» **Exercise materials**

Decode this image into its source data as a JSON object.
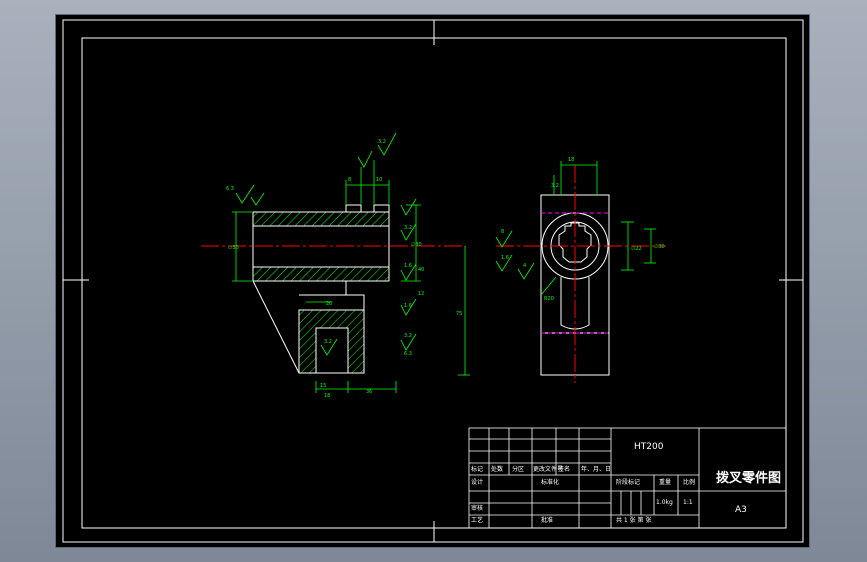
{
  "colors": {
    "background": "#000000",
    "frame": "#ffffff",
    "outline": "#ffffff",
    "dimension": "#00ff00",
    "center_line": "#ff0000",
    "hidden_line": "#ff00ff",
    "hatch": "#00ff00",
    "window_gradient_top": "#a9b1bd",
    "window_gradient_bottom": "#7f8897"
  },
  "title_block": {
    "material": "HT200",
    "part_name": "拨叉零件图",
    "drawing_size": "A3",
    "row_headers": [
      "标记",
      "处数",
      "分区",
      "更改文件号",
      "签名",
      "年、月、日"
    ],
    "design_label": "设计",
    "standard_label": "标准化",
    "stage_label": "阶段标记",
    "weight_label": "重量",
    "scale_label": "比例",
    "weight_value": "1.0kg",
    "scale_value": "1:1",
    "review_label": "审核",
    "process_label": "工艺",
    "approve_label": "批准",
    "sheets_label": "共 1 张  第   张"
  },
  "dimensions": {
    "left_view": [
      "6.3",
      "3.2",
      "10",
      "8",
      "3.2",
      "∅30",
      "∅30",
      "1.6",
      "12",
      "1.6",
      "20",
      "3.2",
      "40",
      "3.2",
      "6.3",
      "36",
      "15",
      "75",
      "18"
    ],
    "right_view": [
      "18",
      "3.2",
      "8",
      "1.6",
      "∅22",
      "4",
      "R20",
      "∅30"
    ]
  }
}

» **Task objective**
Give back all entries exactly. No pictures belong in the copy.

» **Complete answer**
Decode this image into its source data as a JSON object.
{
  "colors": {
    "background": "#000000",
    "frame": "#ffffff",
    "outline": "#ffffff",
    "dimension": "#00ff00",
    "center_line": "#ff0000",
    "hidden_line": "#ff00ff",
    "hatch": "#00ff00",
    "window_gradient_top": "#a9b1bd",
    "window_gradient_bottom": "#7f8897"
  },
  "title_block": {
    "material": "HT200",
    "part_name": "拨叉零件图",
    "drawing_size": "A3",
    "row_headers": [
      "标记",
      "处数",
      "分区",
      "更改文件号",
      "签名",
      "年、月、日"
    ],
    "design_label": "设计",
    "standard_label": "标准化",
    "stage_label": "阶段标记",
    "weight_label": "重量",
    "scale_label": "比例",
    "weight_value": "1.0kg",
    "scale_value": "1:1",
    "review_label": "审核",
    "process_label": "工艺",
    "approve_label": "批准",
    "sheets_label": "共 1 张  第   张"
  },
  "dimensions": {
    "left_view": [
      "6.3",
      "3.2",
      "10",
      "8",
      "3.2",
      "∅30",
      "∅30",
      "1.6",
      "12",
      "1.6",
      "20",
      "3.2",
      "40",
      "3.2",
      "6.3",
      "36",
      "15",
      "75",
      "18"
    ],
    "right_view": [
      "18",
      "3.2",
      "8",
      "1.6",
      "∅22",
      "4",
      "R20",
      "∅30"
    ]
  }
}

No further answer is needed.